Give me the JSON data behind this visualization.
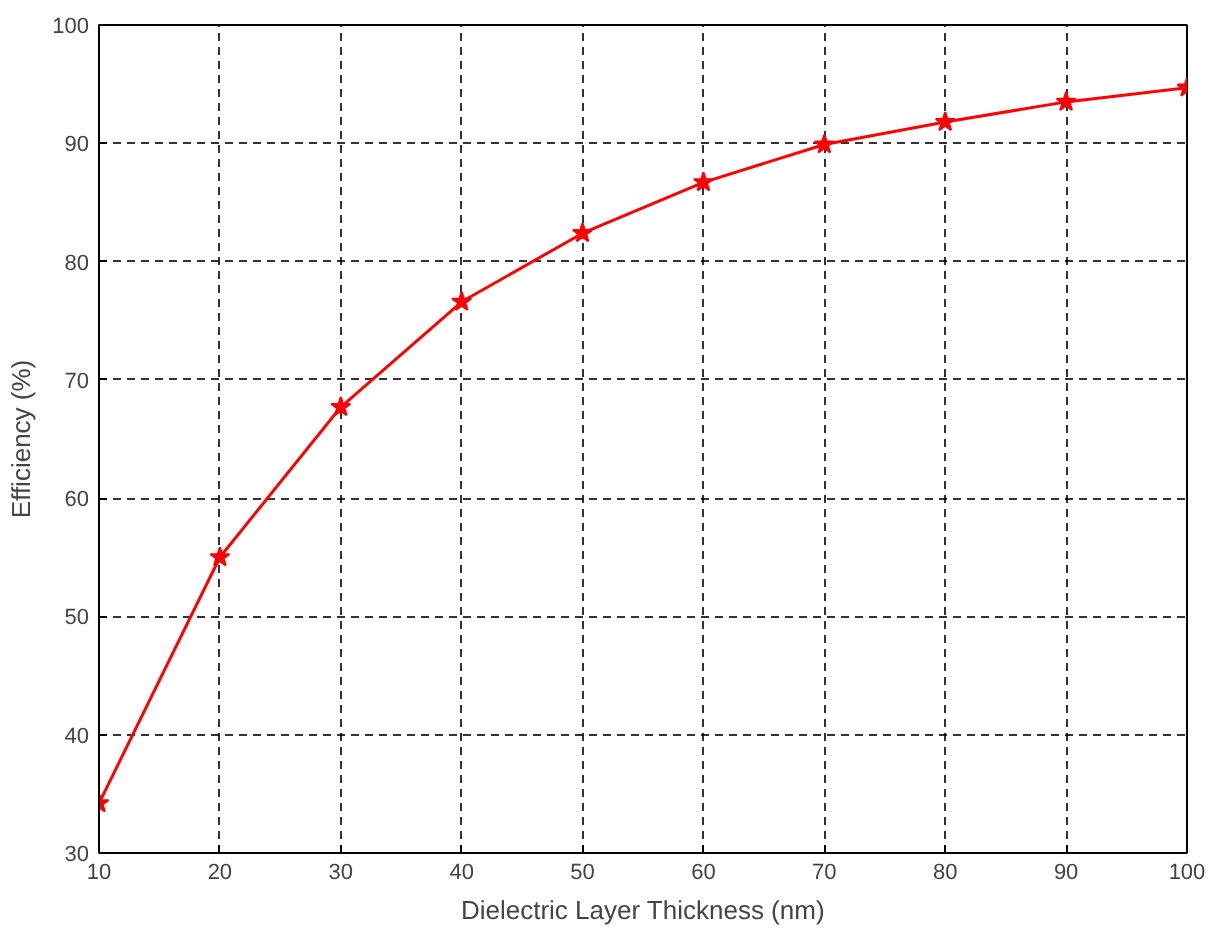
{
  "chart_data": {
    "type": "line",
    "xlabel": "Dielectric Layer Thickness (nm)",
    "ylabel": "Efficiency (%)",
    "x": [
      10,
      20,
      30,
      40,
      50,
      60,
      70,
      80,
      90,
      100
    ],
    "series": [
      {
        "color": "#ff0000",
        "values": [
          34.2,
          55,
          67.7,
          76.6,
          82.4,
          86.7,
          89.9,
          91.8,
          93.5,
          94.7
        ]
      }
    ],
    "xlim": [
      10,
      100
    ],
    "ylim": [
      30,
      100
    ],
    "xticks": [
      10,
      20,
      30,
      40,
      50,
      60,
      70,
      80,
      90,
      100
    ],
    "yticks": [
      30,
      40,
      50,
      60,
      70,
      80,
      90,
      100
    ],
    "grid": true,
    "marker": "star",
    "line_style": "solid"
  }
}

YOUR GOAL: Copy out all the data exactly; skip the pictures.

SOLUTION TO THIS TASK:
Give me the JSON data behind this visualization.
{
  "chart_data": {
    "type": "line",
    "xlabel": "Dielectric Layer Thickness (nm)",
    "ylabel": "Efficiency (%)",
    "x": [
      10,
      20,
      30,
      40,
      50,
      60,
      70,
      80,
      90,
      100
    ],
    "series": [
      {
        "color": "#ff0000",
        "values": [
          34.2,
          55,
          67.7,
          76.6,
          82.4,
          86.7,
          89.9,
          91.8,
          93.5,
          94.7
        ]
      }
    ],
    "xlim": [
      10,
      100
    ],
    "ylim": [
      30,
      100
    ],
    "xticks": [
      10,
      20,
      30,
      40,
      50,
      60,
      70,
      80,
      90,
      100
    ],
    "yticks": [
      30,
      40,
      50,
      60,
      70,
      80,
      90,
      100
    ],
    "grid": true,
    "marker": "star",
    "line_style": "solid"
  }
}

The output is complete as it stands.